To be done ->
List each line of the data that holds the string "badge", please.

** begin **

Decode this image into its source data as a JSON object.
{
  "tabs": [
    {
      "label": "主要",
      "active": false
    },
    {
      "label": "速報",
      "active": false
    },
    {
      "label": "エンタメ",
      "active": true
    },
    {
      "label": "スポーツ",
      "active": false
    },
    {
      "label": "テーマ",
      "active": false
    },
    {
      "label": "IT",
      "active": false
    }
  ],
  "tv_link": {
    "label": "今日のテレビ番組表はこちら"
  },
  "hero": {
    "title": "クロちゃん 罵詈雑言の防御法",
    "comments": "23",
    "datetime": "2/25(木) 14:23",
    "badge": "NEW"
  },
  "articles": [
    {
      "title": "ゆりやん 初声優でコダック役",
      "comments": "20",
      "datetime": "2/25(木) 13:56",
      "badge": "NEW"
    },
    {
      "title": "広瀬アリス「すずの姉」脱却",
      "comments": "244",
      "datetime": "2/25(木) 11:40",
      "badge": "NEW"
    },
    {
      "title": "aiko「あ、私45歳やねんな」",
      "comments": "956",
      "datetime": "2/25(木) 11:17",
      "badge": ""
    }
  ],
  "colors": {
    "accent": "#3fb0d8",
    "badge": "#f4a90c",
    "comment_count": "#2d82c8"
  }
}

** end **
** begin **

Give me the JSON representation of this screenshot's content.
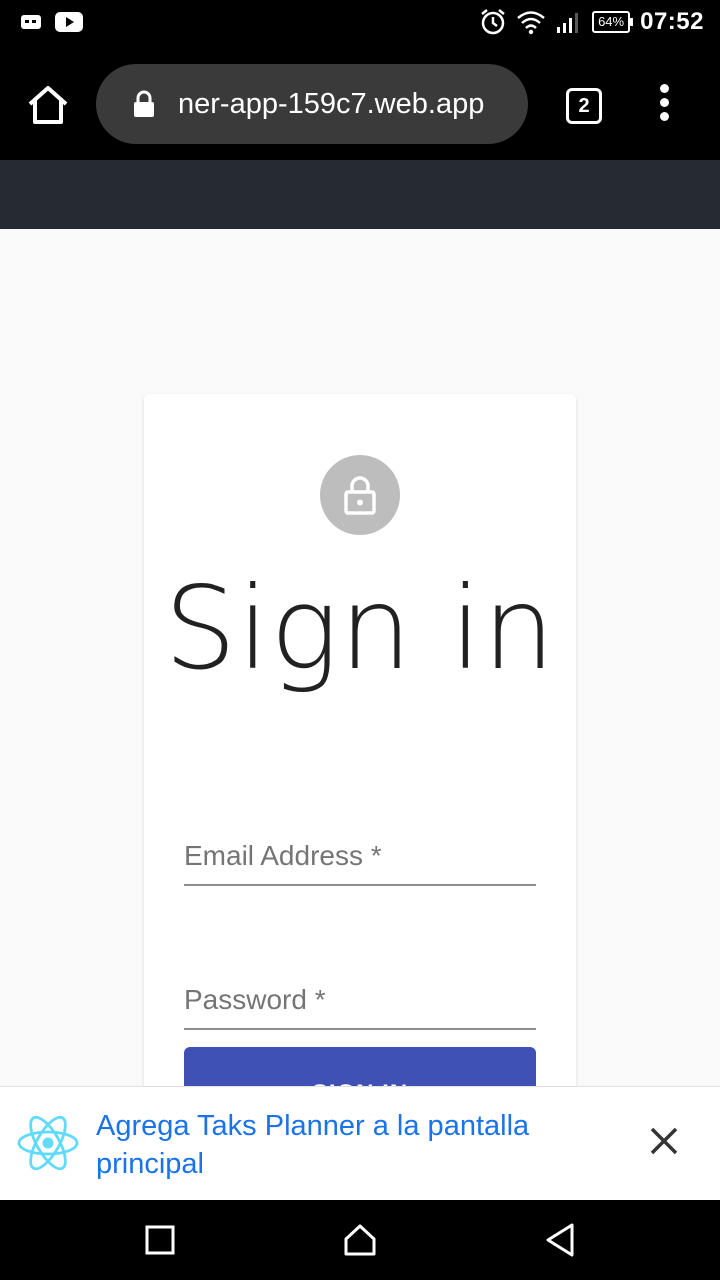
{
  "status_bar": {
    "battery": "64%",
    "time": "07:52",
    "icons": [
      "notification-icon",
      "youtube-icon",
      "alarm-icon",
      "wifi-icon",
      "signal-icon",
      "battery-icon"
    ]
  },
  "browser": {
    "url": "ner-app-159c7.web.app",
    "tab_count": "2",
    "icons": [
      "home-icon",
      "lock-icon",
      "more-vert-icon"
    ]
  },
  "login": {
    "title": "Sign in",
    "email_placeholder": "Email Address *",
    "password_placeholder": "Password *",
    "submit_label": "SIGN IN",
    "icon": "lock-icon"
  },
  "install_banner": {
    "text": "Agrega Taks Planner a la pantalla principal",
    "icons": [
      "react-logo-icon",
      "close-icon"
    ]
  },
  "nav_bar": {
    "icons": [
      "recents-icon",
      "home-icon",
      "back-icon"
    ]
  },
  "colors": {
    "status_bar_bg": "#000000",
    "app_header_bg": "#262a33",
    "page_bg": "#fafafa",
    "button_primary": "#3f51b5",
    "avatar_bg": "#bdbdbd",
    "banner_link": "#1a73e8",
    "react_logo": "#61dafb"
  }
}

** end **
** begin **

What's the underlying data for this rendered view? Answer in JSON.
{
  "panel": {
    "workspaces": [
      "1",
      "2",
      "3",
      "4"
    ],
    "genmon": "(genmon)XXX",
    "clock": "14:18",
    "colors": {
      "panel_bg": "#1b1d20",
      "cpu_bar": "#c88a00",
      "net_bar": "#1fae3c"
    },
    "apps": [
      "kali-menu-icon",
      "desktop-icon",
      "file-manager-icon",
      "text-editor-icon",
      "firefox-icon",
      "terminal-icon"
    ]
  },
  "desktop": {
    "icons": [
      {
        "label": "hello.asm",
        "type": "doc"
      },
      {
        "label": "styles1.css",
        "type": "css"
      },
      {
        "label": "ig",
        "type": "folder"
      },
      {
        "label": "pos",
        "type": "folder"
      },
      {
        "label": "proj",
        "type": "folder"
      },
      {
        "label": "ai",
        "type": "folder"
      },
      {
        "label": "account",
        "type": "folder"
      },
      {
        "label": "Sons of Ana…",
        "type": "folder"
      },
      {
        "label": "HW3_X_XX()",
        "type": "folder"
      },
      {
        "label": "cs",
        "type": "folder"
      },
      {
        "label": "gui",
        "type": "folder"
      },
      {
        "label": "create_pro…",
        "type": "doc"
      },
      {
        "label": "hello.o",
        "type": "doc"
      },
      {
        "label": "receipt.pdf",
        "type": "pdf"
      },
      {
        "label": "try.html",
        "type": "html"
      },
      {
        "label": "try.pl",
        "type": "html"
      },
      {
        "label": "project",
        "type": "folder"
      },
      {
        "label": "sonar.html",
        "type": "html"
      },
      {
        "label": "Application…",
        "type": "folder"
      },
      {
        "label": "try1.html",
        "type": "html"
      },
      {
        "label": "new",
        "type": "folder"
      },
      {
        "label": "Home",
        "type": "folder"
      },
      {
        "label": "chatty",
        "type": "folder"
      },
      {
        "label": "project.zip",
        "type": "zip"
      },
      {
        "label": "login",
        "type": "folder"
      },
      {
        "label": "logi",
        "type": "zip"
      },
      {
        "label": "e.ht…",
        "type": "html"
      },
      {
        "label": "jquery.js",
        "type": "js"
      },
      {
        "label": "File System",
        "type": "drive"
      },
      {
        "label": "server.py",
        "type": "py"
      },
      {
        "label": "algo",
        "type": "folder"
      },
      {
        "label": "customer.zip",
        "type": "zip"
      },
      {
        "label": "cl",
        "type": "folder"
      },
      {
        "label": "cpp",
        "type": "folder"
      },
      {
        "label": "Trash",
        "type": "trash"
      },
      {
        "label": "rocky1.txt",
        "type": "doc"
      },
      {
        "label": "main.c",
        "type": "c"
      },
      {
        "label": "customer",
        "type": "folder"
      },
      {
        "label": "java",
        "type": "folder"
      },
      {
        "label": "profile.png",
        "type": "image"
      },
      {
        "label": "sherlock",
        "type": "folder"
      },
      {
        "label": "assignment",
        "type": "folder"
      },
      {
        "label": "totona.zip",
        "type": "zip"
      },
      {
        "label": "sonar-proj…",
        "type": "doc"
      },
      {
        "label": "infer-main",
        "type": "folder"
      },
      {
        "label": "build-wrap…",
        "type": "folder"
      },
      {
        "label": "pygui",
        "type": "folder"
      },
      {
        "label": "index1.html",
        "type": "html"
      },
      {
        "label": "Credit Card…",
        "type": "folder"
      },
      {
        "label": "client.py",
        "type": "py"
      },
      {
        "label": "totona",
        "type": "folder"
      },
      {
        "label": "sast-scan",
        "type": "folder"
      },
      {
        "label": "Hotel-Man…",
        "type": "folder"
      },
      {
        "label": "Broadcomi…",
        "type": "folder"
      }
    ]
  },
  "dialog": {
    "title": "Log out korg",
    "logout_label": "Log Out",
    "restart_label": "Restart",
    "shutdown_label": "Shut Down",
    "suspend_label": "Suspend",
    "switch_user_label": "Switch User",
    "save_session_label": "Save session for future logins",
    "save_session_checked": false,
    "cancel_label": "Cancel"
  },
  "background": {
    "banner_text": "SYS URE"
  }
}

** end **

Task response ->
    "badge": "NEW"
      "badge": "NEW"
      "badge": "NEW"
      "badge": ""
    "badge": "#f4a90c",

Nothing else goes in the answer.